- WHAT THE TASK REQUIRES
A faithful copy of the entries, without any pictures, is what is needed here.

BEGIN MATERIALS PROVIDED

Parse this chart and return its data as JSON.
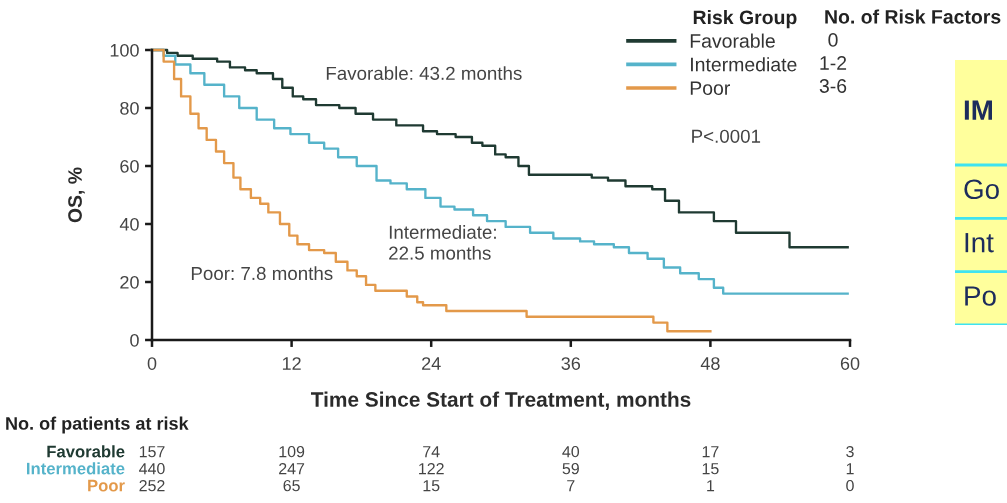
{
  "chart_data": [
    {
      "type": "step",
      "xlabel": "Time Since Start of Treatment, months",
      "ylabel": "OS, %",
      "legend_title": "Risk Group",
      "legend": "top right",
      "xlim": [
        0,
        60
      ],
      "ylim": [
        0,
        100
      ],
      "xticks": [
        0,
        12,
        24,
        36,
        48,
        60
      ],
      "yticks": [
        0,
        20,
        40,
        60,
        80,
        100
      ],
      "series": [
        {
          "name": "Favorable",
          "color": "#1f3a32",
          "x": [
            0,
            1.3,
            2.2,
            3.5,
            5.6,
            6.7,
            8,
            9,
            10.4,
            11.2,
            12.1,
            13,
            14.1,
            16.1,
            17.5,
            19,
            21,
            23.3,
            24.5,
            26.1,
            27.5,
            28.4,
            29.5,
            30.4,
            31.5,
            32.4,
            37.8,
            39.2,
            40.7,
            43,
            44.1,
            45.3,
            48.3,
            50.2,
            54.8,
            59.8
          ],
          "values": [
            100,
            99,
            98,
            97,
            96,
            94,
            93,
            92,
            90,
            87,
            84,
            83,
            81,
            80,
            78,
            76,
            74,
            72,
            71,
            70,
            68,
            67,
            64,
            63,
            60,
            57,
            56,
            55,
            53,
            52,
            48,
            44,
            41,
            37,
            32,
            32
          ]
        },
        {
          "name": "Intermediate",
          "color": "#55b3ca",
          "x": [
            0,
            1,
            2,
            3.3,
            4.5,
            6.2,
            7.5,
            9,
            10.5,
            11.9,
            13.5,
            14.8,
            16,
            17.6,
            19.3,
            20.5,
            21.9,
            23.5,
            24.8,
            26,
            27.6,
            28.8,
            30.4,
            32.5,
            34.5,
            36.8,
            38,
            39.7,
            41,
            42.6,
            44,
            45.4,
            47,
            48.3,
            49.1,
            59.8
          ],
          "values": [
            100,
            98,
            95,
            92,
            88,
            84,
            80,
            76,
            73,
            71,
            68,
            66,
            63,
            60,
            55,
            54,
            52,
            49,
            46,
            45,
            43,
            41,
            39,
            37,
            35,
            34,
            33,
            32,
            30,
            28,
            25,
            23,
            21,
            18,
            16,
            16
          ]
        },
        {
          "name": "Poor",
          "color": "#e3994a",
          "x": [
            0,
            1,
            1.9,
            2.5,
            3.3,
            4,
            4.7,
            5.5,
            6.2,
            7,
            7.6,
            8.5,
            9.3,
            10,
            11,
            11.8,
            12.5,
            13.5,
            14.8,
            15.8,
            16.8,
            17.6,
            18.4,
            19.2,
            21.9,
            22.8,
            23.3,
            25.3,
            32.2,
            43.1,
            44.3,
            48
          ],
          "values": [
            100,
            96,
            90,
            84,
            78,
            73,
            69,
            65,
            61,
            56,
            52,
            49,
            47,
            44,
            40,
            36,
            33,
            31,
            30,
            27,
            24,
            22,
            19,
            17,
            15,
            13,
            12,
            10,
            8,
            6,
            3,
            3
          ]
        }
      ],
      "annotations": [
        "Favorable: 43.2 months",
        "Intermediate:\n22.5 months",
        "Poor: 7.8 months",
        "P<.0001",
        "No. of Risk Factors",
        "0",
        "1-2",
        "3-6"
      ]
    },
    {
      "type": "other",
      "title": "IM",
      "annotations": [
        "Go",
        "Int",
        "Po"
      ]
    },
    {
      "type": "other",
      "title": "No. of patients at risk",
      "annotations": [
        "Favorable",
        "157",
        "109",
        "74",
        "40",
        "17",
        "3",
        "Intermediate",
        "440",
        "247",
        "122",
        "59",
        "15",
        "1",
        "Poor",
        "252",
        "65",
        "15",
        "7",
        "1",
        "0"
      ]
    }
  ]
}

END MATERIALS PROVIDED

- REPLY
Parse this chart and return its data as JSON.
{
  "chart_data": [
    {
      "type": "step",
      "xlabel": "Time Since Start of Treatment, months",
      "ylabel": "OS, %",
      "legend_title": "Risk Group",
      "legend": "top right",
      "xlim": [
        0,
        60
      ],
      "ylim": [
        0,
        100
      ],
      "xticks": [
        0,
        12,
        24,
        36,
        48,
        60
      ],
      "yticks": [
        0,
        20,
        40,
        60,
        80,
        100
      ],
      "series": [
        {
          "name": "Favorable",
          "color": "#1f3a32",
          "x": [
            0,
            1.3,
            2.2,
            3.5,
            5.6,
            6.7,
            8,
            9,
            10.4,
            11.2,
            12.1,
            13,
            14.1,
            16.1,
            17.5,
            19,
            21,
            23.3,
            24.5,
            26.1,
            27.5,
            28.4,
            29.5,
            30.4,
            31.5,
            32.4,
            37.8,
            39.2,
            40.7,
            43,
            44.1,
            45.3,
            48.3,
            50.2,
            54.8,
            59.8
          ],
          "values": [
            100,
            99,
            98,
            97,
            96,
            94,
            93,
            92,
            90,
            87,
            84,
            83,
            81,
            80,
            78,
            76,
            74,
            72,
            71,
            70,
            68,
            67,
            64,
            63,
            60,
            57,
            56,
            55,
            53,
            52,
            48,
            44,
            41,
            37,
            32,
            32
          ]
        },
        {
          "name": "Intermediate",
          "color": "#55b3ca",
          "x": [
            0,
            1,
            2,
            3.3,
            4.5,
            6.2,
            7.5,
            9,
            10.5,
            11.9,
            13.5,
            14.8,
            16,
            17.6,
            19.3,
            20.5,
            21.9,
            23.5,
            24.8,
            26,
            27.6,
            28.8,
            30.4,
            32.5,
            34.5,
            36.8,
            38,
            39.7,
            41,
            42.6,
            44,
            45.4,
            47,
            48.3,
            49.1,
            59.8
          ],
          "values": [
            100,
            98,
            95,
            92,
            88,
            84,
            80,
            76,
            73,
            71,
            68,
            66,
            63,
            60,
            55,
            54,
            52,
            49,
            46,
            45,
            43,
            41,
            39,
            37,
            35,
            34,
            33,
            32,
            30,
            28,
            25,
            23,
            21,
            18,
            16,
            16
          ]
        },
        {
          "name": "Poor",
          "color": "#e3994a",
          "x": [
            0,
            1,
            1.9,
            2.5,
            3.3,
            4,
            4.7,
            5.5,
            6.2,
            7,
            7.6,
            8.5,
            9.3,
            10,
            11,
            11.8,
            12.5,
            13.5,
            14.8,
            15.8,
            16.8,
            17.6,
            18.4,
            19.2,
            21.9,
            22.8,
            23.3,
            25.3,
            32.2,
            43.1,
            44.3,
            48
          ],
          "values": [
            100,
            96,
            90,
            84,
            78,
            73,
            69,
            65,
            61,
            56,
            52,
            49,
            47,
            44,
            40,
            36,
            33,
            31,
            30,
            27,
            24,
            22,
            19,
            17,
            15,
            13,
            12,
            10,
            8,
            6,
            3,
            3
          ]
        }
      ],
      "annotations": [
        "Favorable: 43.2 months",
        "Intermediate:\n22.5 months",
        "Poor: 7.8 months",
        "P<.0001",
        "No. of Risk Factors",
        "0",
        "1-2",
        "3-6"
      ]
    },
    {
      "type": "other",
      "title": "IM",
      "annotations": [
        "Go",
        "Int",
        "Po"
      ]
    },
    {
      "type": "other",
      "title": "No. of patients at risk",
      "annotations": [
        "Favorable",
        "157",
        "109",
        "74",
        "40",
        "17",
        "3",
        "Intermediate",
        "440",
        "247",
        "122",
        "59",
        "15",
        "1",
        "Poor",
        "252",
        "65",
        "15",
        "7",
        "1",
        "0"
      ]
    }
  ]
}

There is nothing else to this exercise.